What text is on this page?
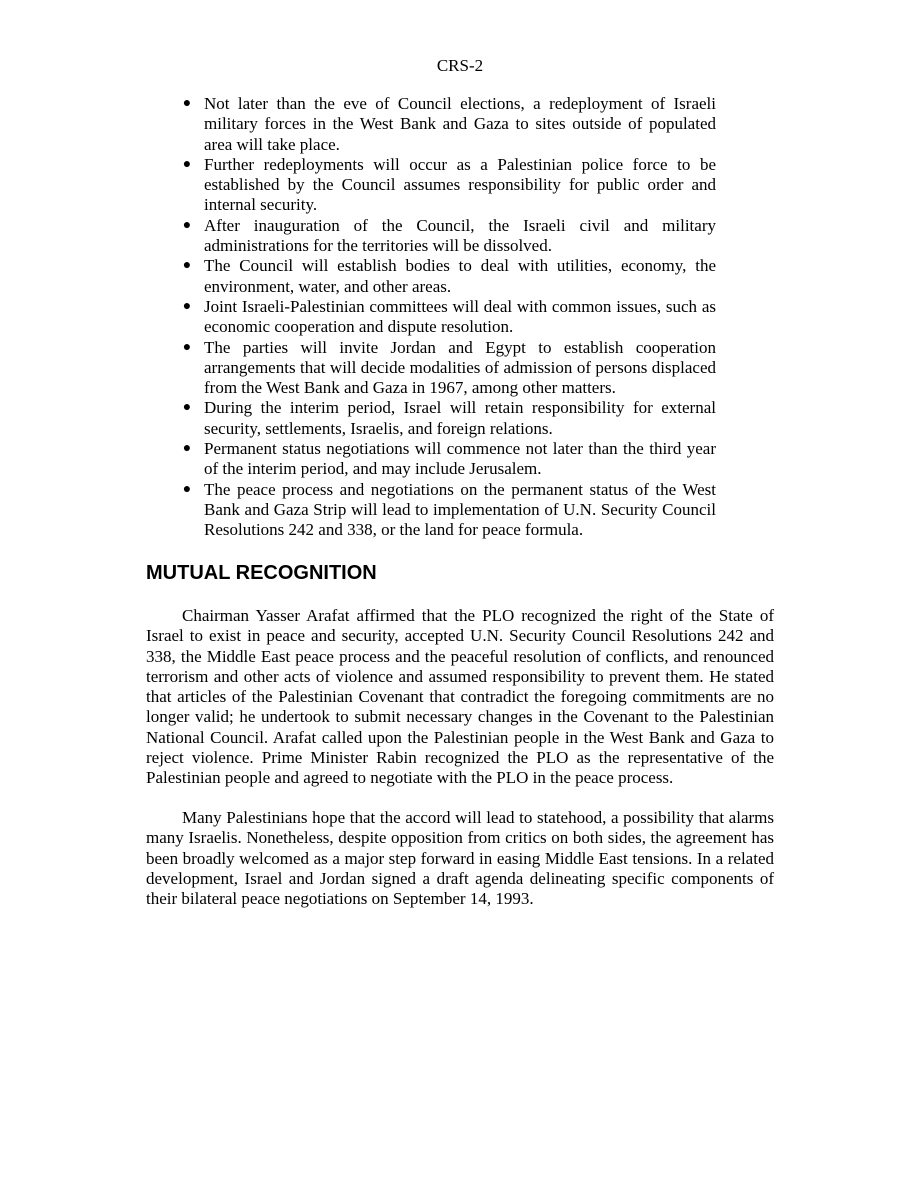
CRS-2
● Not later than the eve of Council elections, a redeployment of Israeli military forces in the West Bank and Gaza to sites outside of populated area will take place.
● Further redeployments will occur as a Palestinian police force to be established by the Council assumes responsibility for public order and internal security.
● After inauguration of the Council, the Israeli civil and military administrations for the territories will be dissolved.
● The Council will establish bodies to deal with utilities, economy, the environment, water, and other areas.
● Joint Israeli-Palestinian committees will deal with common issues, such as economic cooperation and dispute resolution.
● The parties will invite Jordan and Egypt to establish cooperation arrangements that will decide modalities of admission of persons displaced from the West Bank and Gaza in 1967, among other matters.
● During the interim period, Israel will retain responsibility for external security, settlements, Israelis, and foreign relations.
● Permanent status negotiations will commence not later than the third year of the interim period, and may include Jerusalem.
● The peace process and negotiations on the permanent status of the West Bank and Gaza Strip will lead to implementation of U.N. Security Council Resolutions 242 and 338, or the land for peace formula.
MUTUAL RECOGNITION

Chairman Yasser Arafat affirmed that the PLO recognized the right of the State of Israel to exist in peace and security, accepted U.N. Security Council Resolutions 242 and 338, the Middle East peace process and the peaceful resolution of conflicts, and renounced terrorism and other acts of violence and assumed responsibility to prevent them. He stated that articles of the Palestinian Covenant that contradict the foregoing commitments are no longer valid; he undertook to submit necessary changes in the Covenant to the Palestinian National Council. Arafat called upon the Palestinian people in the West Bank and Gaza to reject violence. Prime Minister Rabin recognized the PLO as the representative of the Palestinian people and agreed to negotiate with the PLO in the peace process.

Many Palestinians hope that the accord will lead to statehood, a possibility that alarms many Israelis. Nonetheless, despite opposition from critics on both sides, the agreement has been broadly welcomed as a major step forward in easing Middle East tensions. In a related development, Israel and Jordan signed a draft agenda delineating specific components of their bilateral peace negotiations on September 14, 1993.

════════

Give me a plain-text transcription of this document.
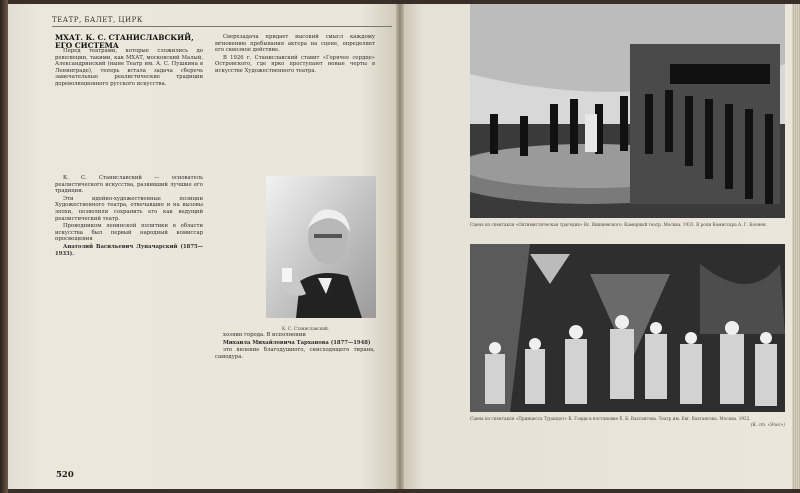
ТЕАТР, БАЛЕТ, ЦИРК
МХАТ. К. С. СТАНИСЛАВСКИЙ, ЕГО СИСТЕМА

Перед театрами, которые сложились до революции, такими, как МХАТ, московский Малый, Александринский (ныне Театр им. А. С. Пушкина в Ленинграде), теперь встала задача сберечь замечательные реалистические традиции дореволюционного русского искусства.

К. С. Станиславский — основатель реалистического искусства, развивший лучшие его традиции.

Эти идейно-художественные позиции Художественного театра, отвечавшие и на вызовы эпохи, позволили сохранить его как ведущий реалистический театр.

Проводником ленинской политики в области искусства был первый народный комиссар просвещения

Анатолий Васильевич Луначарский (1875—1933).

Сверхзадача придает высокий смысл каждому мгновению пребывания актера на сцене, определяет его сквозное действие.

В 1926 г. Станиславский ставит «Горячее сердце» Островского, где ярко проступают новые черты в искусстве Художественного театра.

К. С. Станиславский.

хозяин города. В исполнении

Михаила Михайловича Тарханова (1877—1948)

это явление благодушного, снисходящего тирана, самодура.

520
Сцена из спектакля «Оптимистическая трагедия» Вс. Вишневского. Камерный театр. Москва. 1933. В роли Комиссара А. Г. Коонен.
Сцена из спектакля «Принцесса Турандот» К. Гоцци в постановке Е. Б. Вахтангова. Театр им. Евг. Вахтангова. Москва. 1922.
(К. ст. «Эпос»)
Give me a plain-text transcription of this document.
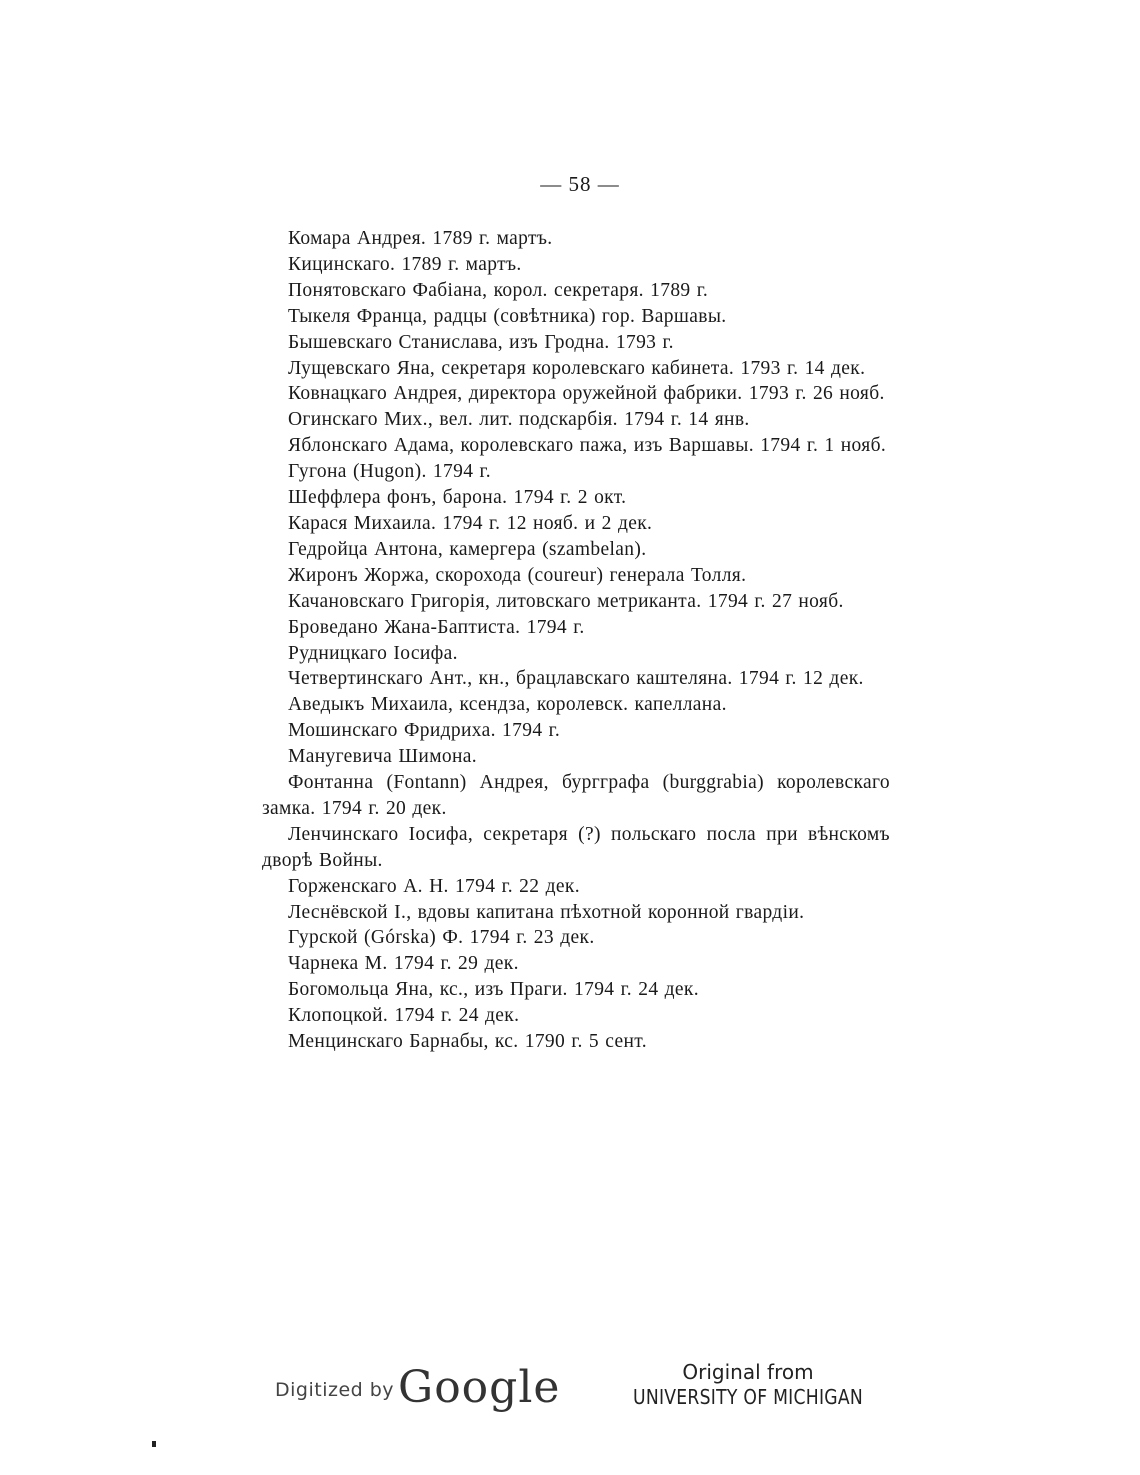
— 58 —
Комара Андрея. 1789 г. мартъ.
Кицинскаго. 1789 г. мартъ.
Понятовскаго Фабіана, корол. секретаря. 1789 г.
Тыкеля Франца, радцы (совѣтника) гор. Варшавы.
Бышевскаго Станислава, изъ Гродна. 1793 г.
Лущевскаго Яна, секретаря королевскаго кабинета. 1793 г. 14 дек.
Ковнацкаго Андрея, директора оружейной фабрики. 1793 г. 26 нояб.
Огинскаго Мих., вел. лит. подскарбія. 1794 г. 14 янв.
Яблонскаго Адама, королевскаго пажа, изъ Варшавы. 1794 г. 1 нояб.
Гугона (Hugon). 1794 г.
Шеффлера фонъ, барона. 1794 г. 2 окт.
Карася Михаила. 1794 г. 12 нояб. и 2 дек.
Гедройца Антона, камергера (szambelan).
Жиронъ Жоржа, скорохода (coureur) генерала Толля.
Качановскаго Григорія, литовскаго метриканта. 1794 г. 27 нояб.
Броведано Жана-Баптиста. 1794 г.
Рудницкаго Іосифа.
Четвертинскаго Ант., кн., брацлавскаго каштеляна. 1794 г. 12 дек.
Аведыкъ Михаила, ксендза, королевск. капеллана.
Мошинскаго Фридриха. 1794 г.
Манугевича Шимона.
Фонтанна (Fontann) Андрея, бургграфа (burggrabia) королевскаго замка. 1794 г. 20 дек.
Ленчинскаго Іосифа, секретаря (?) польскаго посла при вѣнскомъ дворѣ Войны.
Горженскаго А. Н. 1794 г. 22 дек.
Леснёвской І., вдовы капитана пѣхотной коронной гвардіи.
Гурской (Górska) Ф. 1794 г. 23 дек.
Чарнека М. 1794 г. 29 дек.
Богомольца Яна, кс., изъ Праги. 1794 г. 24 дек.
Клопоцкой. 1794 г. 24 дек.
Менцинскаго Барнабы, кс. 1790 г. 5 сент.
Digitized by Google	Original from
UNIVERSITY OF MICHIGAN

════════

Determine how many lines of the listing above include the word "МХАТ", and report that number only.

- [COMPLETE OUTPUT]: 2